* Exercise directions *
All lines below must be repeated exactly, with the pictures omitted.

======== Rows

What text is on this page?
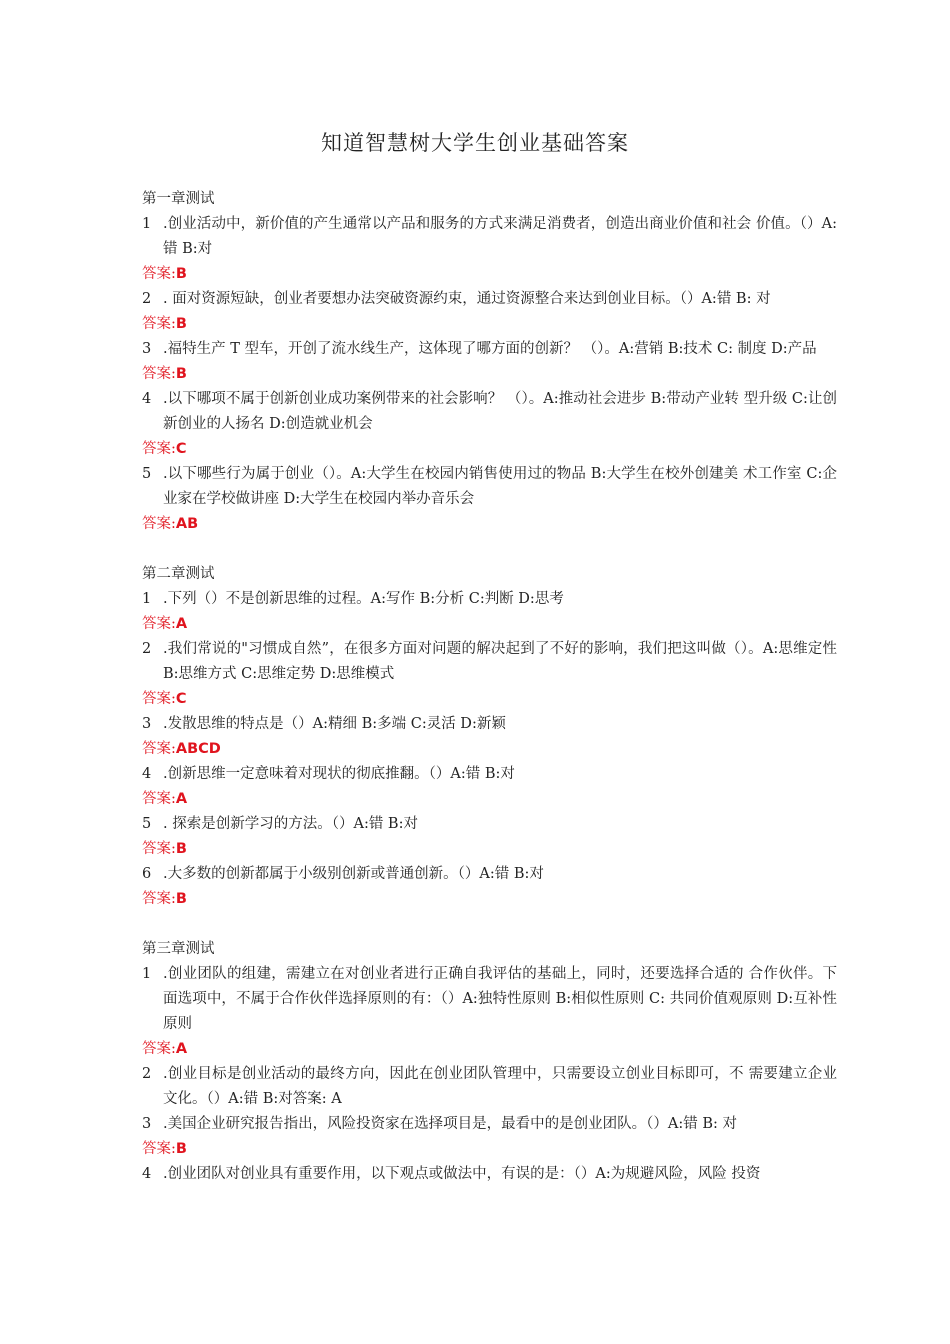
知道智慧树大学生创业基础答案
第一章测试
1 .创业活动中，新价值的产生通常以产品和服务的方式来满足消费者，创造出商业价值和社会 价值。（）A:错 B:对
答案:B
2 . 面对资源短缺，创业者要想办法突破资源约束，通过资源整合来达到创业目标。（）A:错 B: 对
答案:B
3 .福特生产 T 型车，开创了流水线生产，这体现了哪方面的创新？ （）。A:营销 B:技术 C: 制度 D:产品
答案:B
4 .以下哪项不属于创新创业成功案例带来的社会影响？ （）。A:推动社会进步 B:带动产业转 型升级 C:让创新创业的人扬名 D:创造就业机会
答案:C
5 .以下哪些行为属于创业（）。A:大学生在校园内销售使用过的物品 B:大学生在校外创建美 术工作室 C:企业家在学校做讲座 D:大学生在校园内举办音乐会
答案:AB
第二章测试
1 .下列（）不是创新思维的过程。A:写作 B:分析 C:判断 D:思考
答案:A
2 .我们常说的"习惯成自然”，在很多方面对问题的解决起到了不好的影响，我们把这叫做（）。A:思维定性 B:思维方式 C:思维定势 D:思维模式
答案:C
3 .发散思维的特点是（）A:精细 B:多端 C:灵活 D:新颖
答案:ABCD
4 .创新思维一定意味着对现状的彻底推翻。（）A:错 B:对
答案:A
5 . 探索是创新学习的方法。（）A:错 B:对
答案:B
6 .大多数的创新都属于小级别创新或普通创新。（）A:错 B:对
答案:B
第三章测试
1 .创业团队的组建，需建立在对创业者进行正确自我评估的基础上，同时，还要选择合适的 合作伙伴。下面选项中，不属于合作伙伴选择原则的有：（）A:独特性原则 B:相似性原则 C: 共同价值观原则 D:互补性原则
答案:A
2 .创业目标是创业活动的最终方向，因此在创业团队管理中，只需要设立创业目标即可，不 需要建立企业文化。（）A:错 B:对答案: A
3 .美国企业研究报告指出，风险投资家在选择项目是，最看中的是创业团队。（）A:错 B: 对
答案:B
4 .创业团队对创业具有重要作用，以下观点或做法中，有误的是：（）A:为规避风险，风险 投资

================

* Output below *
What text is on this page?
知道智慧树大学生创业基础答案
第一章测试
1 .创业活动中，新价值的产生通常以产品和服务的方式来满足消费者，创造出商业价值和社会 价值。（）A:错 B:对
答案:B
2 . 面对资源短缺，创业者要想办法突破资源约束，通过资源整合来达到创业目标。（）A:错 B: 对
答案:B
3 .福特生产 T 型车，开创了流水线生产，这体现了哪方面的创新？ （）。A:营销 B:技术 C: 制度 D:产品
答案:B
4 .以下哪项不属于创新创业成功案例带来的社会影响？ （）。A:推动社会进步 B:带动产业转 型升级 C:让创新创业的人扬名 D:创造就业机会
答案:C
5 .以下哪些行为属于创业（）。A:大学生在校园内销售使用过的物品 B:大学生在校外创建美 术工作室 C:企业家在学校做讲座 D:大学生在校园内举办音乐会
答案:AB
第二章测试
1 .下列（）不是创新思维的过程。A:写作 B:分析 C:判断 D:思考
答案:A
2 .我们常说的"习惯成自然”，在很多方面对问题的解决起到了不好的影响，我们把这叫做（）。A:思维定性 B:思维方式 C:思维定势 D:思维模式
答案:C
3 .发散思维的特点是（）A:精细 B:多端 C:灵活 D:新颖
答案:ABCD
4 .创新思维一定意味着对现状的彻底推翻。（）A:错 B:对
答案:A
5 . 探索是创新学习的方法。（）A:错 B:对
答案:B
6 .大多数的创新都属于小级别创新或普通创新。（）A:错 B:对
答案:B
第三章测试
1 .创业团队的组建，需建立在对创业者进行正确自我评估的基础上，同时，还要选择合适的 合作伙伴。下面选项中，不属于合作伙伴选择原则的有：（）A:独特性原则 B:相似性原则 C: 共同价值观原则 D:互补性原则
答案:A
2 .创业目标是创业活动的最终方向，因此在创业团队管理中，只需要设立创业目标即可，不 需要建立企业文化。（）A:错 B:对答案: A
3 .美国企业研究报告指出，风险投资家在选择项目是，最看中的是创业团队。（）A:错 B: 对
答案:B
4 .创业团队对创业具有重要作用，以下观点或做法中，有误的是：（）A:为规避风险，风险 投资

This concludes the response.